[Selected extract]

Stage 21 Tour de France 2024

Stage 20 | Stage 21 | Stage 1

Monaco La Condamine
Monaco La Condamine, public domain image

Stage 21 of the Tour de France 2024 is a 34km individual time trial.

It starts in Monaco, setting off from the Port and going along the seafront to Monte Carlo. Then the route leaves the Principality of Monaco and climbs towards La Turbie.

The riders will drop down to Eze, then climb again to the Col d'Eze. Then it's downhill to Villefranche-sur-Mer, before the parcours continues via the Port of Nice and the seafront to a finish line on Place Masséna.

If the GC is close after the first twenty stages, Stage 21 could change everything.

Race Details | Poll | Map & Profile | Timings | Videos | Food & Drink | Route Notes | Favourites

Stage 21 Tour de France 2023: Race Details

Race details - Stage 21, Tour de France 2023
Date Sunday 21st July 2024
Stage classification Individual Time Trial
Distance 35km
Intermediate sprint N/A
Climbs La Turbie
Col d'Eze

Stage 21 Tour de France 2024: Poll

Vote for one of the main contenders to win Stage 21 (to be added later).

Stage 21 Tour de France 2024: Map & Stage Profile

This is a map of the route of Stage 21, Tour de France 2024.

Stage 21 Tour de France 2024 route map
Stage 21 Tour de France 2024 route map, ©Tour de France/ASO

This is a zoom-able map of the route of Stage 21 of the 2024 Tour de France.

[Information shown]

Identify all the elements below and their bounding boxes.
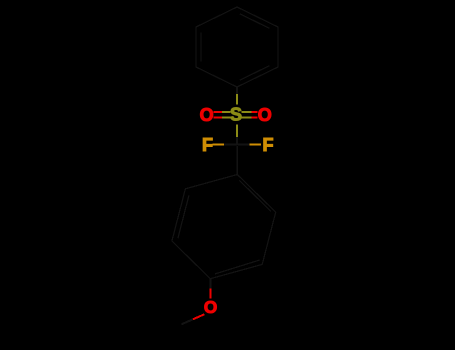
svg-text:S: S — [230, 105, 242, 125]
svg-text:F: F — [263, 135, 274, 155]
svg-text:O: O — [258, 105, 272, 125]
svg-text:O: O — [204, 297, 217, 317]
svg-text:F: F — [202, 135, 213, 155]
svg-text:O: O — [200, 105, 214, 125]
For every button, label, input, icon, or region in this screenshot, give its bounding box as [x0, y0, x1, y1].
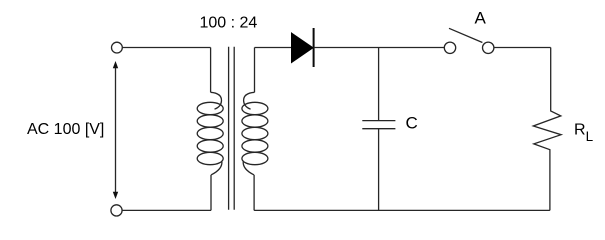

[Given request]
From the Stage 21 text above, extract verbatim the passage between "Stage 20 | Stage" and "on Place Masséna.", inclusive.

[Written solution]
Stage 20 | Stage 21 | Stage 1

Monaco La Condamine
Monaco La Condamine, public domain image

Stage 21 of the Tour de France 2024 is a 34km individual time trial.

It starts in Monaco, setting off from the Port and going along the seafront to Monte Carlo. Then the route leaves the Principality of Monaco and climbs towards La Turbie.

The riders will drop down to Eze, then climb again to the Col d'Eze. Then it's downhill to Villefranche-sur-Mer, before the parcours continues via the Port of Nice and the seafront to a finish line on Place Masséna.